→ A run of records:
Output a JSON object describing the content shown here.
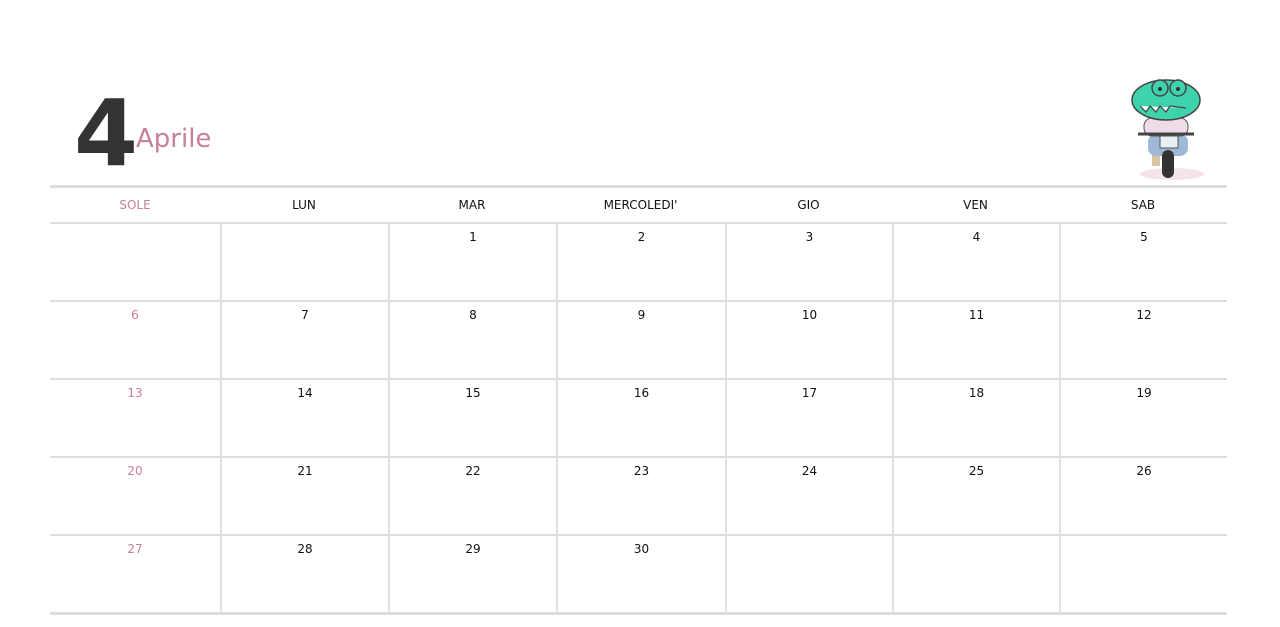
{
  "header": {
    "month_number": "4",
    "month_name": "Aprile"
  },
  "weekdays": [
    "SOLE",
    "LUN",
    "MAR",
    "MERCOLEDI'",
    "GIO",
    "VEN",
    "SAB"
  ],
  "weeks": [
    [
      "",
      "",
      "1",
      "2",
      "3",
      "4",
      "5"
    ],
    [
      "6",
      "7",
      "8",
      "9",
      "10",
      "11",
      "12"
    ],
    [
      "13",
      "14",
      "15",
      "16",
      "17",
      "18",
      "19"
    ],
    [
      "20",
      "21",
      "22",
      "23",
      "24",
      "25",
      "26"
    ],
    [
      "27",
      "28",
      "29",
      "30",
      "",
      "",
      ""
    ]
  ],
  "colors": {
    "sunday": "#c9809c",
    "month_number": "#333333",
    "grid": "#dddddd",
    "mascot": "#3ed3ac"
  },
  "mascot_icon": "crocodile-on-scooter"
}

→ GIVEN PROBLEM:
Make an exact copy of the whole listing, but don't bring over any pictures.

→ RIGHT ANSWER:
Output a JSON object describing the content shown here.
{
  "header": {
    "month_number": "4",
    "month_name": "Aprile"
  },
  "weekdays": [
    "SOLE",
    "LUN",
    "MAR",
    "MERCOLEDI'",
    "GIO",
    "VEN",
    "SAB"
  ],
  "weeks": [
    [
      "",
      "",
      "1",
      "2",
      "3",
      "4",
      "5"
    ],
    [
      "6",
      "7",
      "8",
      "9",
      "10",
      "11",
      "12"
    ],
    [
      "13",
      "14",
      "15",
      "16",
      "17",
      "18",
      "19"
    ],
    [
      "20",
      "21",
      "22",
      "23",
      "24",
      "25",
      "26"
    ],
    [
      "27",
      "28",
      "29",
      "30",
      "",
      "",
      ""
    ]
  ],
  "colors": {
    "sunday": "#c9809c",
    "month_number": "#333333",
    "grid": "#dddddd",
    "mascot": "#3ed3ac"
  },
  "mascot_icon": "crocodile-on-scooter"
}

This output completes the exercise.